>> begin TEXT BLOCK

Senior public servants to share ‘f-up’ stories as part of Innovation Month

By Stephen Easton

Thursday July 4, 2019

The Public Sector Innovation Network’s favourite month of the year has arrived, and the group has given itself a makeover in time for this year’s events for public servants, which are mostly in Canberra but with a few in Brisbane and one in Perth.

Gatherings on the Innovation Month official calendar include an afternoon all about learning from failure, with the first Australian Public Service F@#kup Night being hosted by the Department of Industry, Innovation and Science on July 25.

Attendees are promised “an afternoon of open and honest stories of the lessons learned from failure, told by three senior executives from the federal government” along with drinks and nibbles. This tantalising offer is only for government staff.

Running these events is now a service provided by a start-up that isn’t so shy about the name and essentially promises it has a formula for a fun night that can still be called professional development. Janna McCann, the head of the department’s innovation unit BizLab, enthused about the concept earlier this year at the Public Sector Innovation Show conference.

>> end TEXT BLOCK
>> begin DATASET ENTRIES

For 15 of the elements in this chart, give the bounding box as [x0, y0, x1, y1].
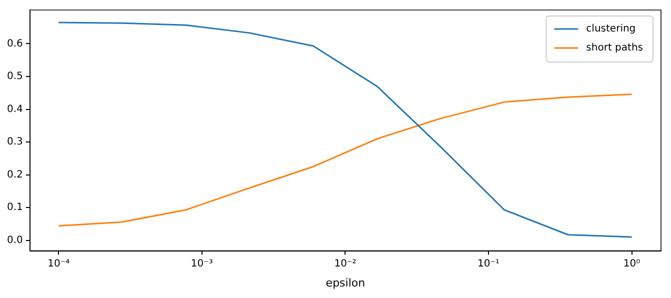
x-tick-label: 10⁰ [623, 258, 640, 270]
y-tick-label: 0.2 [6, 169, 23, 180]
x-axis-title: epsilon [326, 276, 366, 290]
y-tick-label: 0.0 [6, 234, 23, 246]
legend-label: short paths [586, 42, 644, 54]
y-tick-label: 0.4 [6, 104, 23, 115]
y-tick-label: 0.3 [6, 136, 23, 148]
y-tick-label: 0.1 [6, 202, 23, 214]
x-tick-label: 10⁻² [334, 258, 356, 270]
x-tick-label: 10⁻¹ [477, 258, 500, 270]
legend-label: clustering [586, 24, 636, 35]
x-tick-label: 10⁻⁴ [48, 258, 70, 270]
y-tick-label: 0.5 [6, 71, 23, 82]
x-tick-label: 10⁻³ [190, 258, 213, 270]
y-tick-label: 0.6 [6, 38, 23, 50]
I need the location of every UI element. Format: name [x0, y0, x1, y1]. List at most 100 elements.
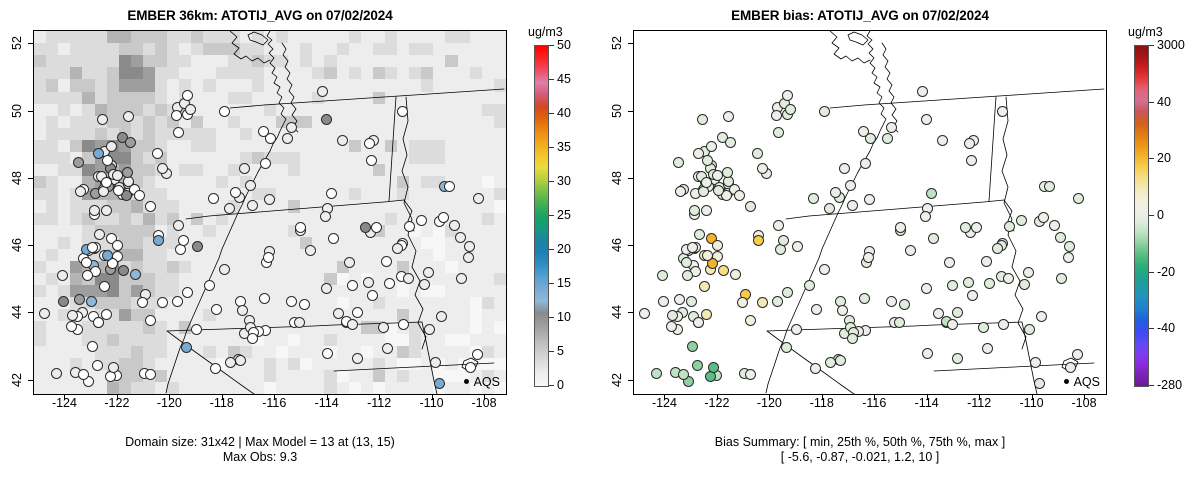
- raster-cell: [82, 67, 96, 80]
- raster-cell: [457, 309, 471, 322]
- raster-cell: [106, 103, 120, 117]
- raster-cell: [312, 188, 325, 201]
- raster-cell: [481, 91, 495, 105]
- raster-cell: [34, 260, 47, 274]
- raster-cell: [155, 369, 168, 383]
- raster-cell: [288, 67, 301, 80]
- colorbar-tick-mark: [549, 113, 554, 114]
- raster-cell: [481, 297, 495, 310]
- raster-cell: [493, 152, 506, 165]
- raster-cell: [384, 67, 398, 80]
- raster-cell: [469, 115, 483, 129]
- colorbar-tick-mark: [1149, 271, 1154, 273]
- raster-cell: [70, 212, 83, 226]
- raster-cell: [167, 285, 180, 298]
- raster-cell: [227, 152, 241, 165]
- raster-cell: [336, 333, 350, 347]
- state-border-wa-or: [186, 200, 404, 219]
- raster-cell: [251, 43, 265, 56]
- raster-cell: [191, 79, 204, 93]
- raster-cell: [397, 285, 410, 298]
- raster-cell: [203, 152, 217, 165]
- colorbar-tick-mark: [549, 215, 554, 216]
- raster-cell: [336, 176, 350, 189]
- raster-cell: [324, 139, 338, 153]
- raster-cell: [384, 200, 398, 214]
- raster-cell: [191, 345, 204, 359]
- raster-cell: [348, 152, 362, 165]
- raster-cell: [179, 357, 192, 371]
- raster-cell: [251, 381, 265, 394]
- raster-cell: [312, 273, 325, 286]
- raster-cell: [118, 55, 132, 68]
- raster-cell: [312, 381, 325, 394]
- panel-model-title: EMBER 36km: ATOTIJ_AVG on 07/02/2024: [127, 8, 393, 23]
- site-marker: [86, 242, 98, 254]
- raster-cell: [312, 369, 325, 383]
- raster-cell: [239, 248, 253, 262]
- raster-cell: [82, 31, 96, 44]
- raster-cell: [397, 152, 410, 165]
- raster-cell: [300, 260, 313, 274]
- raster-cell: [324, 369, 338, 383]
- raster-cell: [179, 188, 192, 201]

>> end DATASET ENTRIES

### PROBLEM DESCRIPTION
Continue the Innovation Month article, picking up right after its last sentence. The listing was taken from a different source than the article.

### RESPONSE
“If we try new things, we will fail,” said DIIS deputy secretary Elizabeth Kelly, speaking at the Innovation Month launch this week, hosted by the Institute of Public Administration Australia at the Australian National University.

“Failing must not be feared. Whilst failing is not the objective, without failures we won’t learn.”

Click to enlarge: the Spark public service innovation network strategy and service offer.

She said the “f-up night” would be a chance to “exchange lessons in a really frank environment and learn valuable lessons from the failures in an informal setting” while highlighting some other possible outings for public service innovation enthusiasts like the Byte-sized Digital Summit hosted by the Digital Transformation Agency, and the presentation of this year’s Innovation Awards at the end of the month (see finalists below).

Innovation network rebrand

Kelly also unveiled the innovation staff network’s new yellow, grey and orange branding, with the name Spark, graphic design elements, and ideas about its strategy and service offer. Atop the phrase”Igniting possibilities” sits a mission statement:

“Our network inspires creative thinking to tackle modern day problems facing government. We empower members to accelerate change by providing the right knowledge, connections, and a space to learn from one another.”

The network, which is hosted by DIIS, has been rethinking its purpose.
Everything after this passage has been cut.